* **Study material**:
· · · · · · ·

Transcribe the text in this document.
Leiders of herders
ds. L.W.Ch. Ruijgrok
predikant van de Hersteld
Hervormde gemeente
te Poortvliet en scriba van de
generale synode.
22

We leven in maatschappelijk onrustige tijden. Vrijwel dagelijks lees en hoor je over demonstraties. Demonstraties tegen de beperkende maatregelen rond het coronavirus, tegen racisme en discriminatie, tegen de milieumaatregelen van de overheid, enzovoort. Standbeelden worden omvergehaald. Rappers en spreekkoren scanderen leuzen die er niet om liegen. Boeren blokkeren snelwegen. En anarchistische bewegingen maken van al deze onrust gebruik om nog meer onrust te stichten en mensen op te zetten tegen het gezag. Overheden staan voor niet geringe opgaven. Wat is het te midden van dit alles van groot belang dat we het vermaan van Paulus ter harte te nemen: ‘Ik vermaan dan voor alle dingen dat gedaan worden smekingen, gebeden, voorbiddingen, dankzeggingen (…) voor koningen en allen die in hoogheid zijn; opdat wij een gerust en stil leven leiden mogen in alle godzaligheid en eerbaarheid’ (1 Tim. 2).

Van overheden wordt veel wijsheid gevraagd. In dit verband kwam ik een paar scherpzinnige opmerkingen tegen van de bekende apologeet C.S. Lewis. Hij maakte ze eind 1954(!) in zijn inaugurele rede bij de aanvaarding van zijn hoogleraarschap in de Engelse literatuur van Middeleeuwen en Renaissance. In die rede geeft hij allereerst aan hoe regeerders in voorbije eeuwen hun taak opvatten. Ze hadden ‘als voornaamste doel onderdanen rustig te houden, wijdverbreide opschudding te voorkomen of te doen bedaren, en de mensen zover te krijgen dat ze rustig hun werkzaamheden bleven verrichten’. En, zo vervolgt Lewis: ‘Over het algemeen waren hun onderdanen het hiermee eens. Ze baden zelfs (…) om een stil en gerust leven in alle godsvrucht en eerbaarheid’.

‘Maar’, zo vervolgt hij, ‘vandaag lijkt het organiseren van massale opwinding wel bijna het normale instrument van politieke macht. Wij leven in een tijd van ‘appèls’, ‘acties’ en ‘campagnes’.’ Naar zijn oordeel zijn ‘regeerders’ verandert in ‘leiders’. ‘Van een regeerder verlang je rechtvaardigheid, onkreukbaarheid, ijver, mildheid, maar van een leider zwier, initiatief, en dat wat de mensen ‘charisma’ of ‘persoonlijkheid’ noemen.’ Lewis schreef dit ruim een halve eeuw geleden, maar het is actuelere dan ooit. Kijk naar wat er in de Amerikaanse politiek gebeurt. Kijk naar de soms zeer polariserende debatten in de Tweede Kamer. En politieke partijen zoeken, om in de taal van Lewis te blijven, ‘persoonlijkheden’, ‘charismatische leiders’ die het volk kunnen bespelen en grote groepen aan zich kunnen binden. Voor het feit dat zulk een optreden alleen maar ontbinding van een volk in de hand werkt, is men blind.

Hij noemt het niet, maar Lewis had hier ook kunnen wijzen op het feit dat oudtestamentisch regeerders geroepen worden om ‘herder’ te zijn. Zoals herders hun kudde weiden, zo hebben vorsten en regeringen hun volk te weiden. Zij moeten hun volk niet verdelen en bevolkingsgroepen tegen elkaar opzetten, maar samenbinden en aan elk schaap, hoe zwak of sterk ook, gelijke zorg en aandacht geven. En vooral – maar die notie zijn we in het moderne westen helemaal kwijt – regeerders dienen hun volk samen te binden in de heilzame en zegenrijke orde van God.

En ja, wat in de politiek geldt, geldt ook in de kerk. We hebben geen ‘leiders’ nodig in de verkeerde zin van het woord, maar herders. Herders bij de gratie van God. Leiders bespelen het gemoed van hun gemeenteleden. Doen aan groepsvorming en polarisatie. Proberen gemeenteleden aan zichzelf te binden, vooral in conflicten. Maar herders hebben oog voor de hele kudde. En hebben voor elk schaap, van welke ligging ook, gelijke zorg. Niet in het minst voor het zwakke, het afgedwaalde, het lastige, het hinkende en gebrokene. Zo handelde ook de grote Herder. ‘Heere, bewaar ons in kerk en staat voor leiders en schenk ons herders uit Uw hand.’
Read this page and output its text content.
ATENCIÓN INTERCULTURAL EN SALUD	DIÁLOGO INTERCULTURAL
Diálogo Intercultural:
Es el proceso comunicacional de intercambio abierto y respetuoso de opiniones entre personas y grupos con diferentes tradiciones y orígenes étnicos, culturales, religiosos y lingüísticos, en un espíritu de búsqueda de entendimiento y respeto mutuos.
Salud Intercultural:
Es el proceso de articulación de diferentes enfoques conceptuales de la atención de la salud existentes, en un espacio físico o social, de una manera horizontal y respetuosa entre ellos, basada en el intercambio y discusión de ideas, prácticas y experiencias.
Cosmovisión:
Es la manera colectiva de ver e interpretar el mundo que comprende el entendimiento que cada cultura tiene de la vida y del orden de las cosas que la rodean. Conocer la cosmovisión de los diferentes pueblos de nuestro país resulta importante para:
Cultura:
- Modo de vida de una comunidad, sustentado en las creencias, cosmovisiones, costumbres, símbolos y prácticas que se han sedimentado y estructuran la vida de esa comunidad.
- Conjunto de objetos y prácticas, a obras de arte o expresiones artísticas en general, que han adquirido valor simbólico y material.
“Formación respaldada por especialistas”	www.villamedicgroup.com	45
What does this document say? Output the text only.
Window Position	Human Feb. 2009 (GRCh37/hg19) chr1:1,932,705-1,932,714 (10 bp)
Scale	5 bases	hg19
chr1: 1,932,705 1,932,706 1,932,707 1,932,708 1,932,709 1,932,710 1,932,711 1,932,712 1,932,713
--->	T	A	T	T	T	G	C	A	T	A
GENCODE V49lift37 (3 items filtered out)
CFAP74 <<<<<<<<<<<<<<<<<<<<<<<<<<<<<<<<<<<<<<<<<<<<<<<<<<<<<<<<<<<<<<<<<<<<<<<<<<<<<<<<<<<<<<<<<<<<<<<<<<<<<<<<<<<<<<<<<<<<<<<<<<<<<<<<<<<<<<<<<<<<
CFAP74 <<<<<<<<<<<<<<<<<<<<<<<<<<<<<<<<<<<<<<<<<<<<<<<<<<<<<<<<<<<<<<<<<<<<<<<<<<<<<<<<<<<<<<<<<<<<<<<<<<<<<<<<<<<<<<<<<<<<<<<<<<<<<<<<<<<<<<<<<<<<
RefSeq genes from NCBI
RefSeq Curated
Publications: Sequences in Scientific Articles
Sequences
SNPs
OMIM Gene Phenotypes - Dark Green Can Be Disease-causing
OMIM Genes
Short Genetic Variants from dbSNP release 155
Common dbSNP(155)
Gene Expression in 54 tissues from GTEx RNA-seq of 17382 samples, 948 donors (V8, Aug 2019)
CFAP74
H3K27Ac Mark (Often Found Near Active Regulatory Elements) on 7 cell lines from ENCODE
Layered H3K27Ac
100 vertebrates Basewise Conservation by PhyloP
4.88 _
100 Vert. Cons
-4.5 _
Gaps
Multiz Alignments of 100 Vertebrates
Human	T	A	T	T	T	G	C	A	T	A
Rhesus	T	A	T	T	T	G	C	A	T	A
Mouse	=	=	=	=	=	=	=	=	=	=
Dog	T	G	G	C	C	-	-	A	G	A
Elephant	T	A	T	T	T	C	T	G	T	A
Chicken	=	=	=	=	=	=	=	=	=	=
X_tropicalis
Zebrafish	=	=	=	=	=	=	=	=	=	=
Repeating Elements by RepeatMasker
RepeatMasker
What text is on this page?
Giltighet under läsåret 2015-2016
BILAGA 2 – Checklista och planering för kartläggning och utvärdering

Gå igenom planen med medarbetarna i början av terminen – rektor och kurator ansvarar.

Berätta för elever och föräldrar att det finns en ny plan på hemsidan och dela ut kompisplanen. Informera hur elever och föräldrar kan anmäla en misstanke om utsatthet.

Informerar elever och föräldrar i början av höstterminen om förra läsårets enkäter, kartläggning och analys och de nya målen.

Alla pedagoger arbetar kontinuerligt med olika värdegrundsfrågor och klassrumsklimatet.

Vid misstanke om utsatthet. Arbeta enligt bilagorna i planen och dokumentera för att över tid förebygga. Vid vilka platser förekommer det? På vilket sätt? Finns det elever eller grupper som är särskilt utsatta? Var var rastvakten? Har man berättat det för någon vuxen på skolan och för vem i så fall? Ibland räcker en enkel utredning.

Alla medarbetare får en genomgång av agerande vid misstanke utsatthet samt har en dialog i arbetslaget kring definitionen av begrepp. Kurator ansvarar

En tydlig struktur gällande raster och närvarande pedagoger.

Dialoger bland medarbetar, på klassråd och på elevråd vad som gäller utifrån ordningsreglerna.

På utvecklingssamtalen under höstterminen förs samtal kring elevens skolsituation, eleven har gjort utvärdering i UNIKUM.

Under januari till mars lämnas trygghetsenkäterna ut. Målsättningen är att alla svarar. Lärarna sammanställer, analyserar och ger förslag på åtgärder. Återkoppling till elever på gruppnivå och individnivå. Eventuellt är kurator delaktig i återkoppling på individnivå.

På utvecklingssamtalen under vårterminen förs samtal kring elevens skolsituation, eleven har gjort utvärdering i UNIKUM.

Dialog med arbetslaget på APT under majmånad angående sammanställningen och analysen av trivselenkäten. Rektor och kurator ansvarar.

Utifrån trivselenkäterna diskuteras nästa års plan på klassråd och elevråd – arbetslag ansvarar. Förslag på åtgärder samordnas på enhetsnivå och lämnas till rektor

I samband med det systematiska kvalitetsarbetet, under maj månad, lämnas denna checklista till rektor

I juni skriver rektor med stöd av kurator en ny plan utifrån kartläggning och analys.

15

· · · · · · ·

* **The problem**: The answer must be every line from the records above that contains the word "föräldrar", copied in full.

* **Written answer**:
Berätta för elever och föräldrar att det finns en ny plan på hemsidan och dela ut kompisplanen. Informera hur elever och föräldrar kan anmäla en misstanke om utsatthet.
Informerar elever och föräldrar i början av höstterminen om förra läsårets enkäter, kartläggning och analys och de nya målen.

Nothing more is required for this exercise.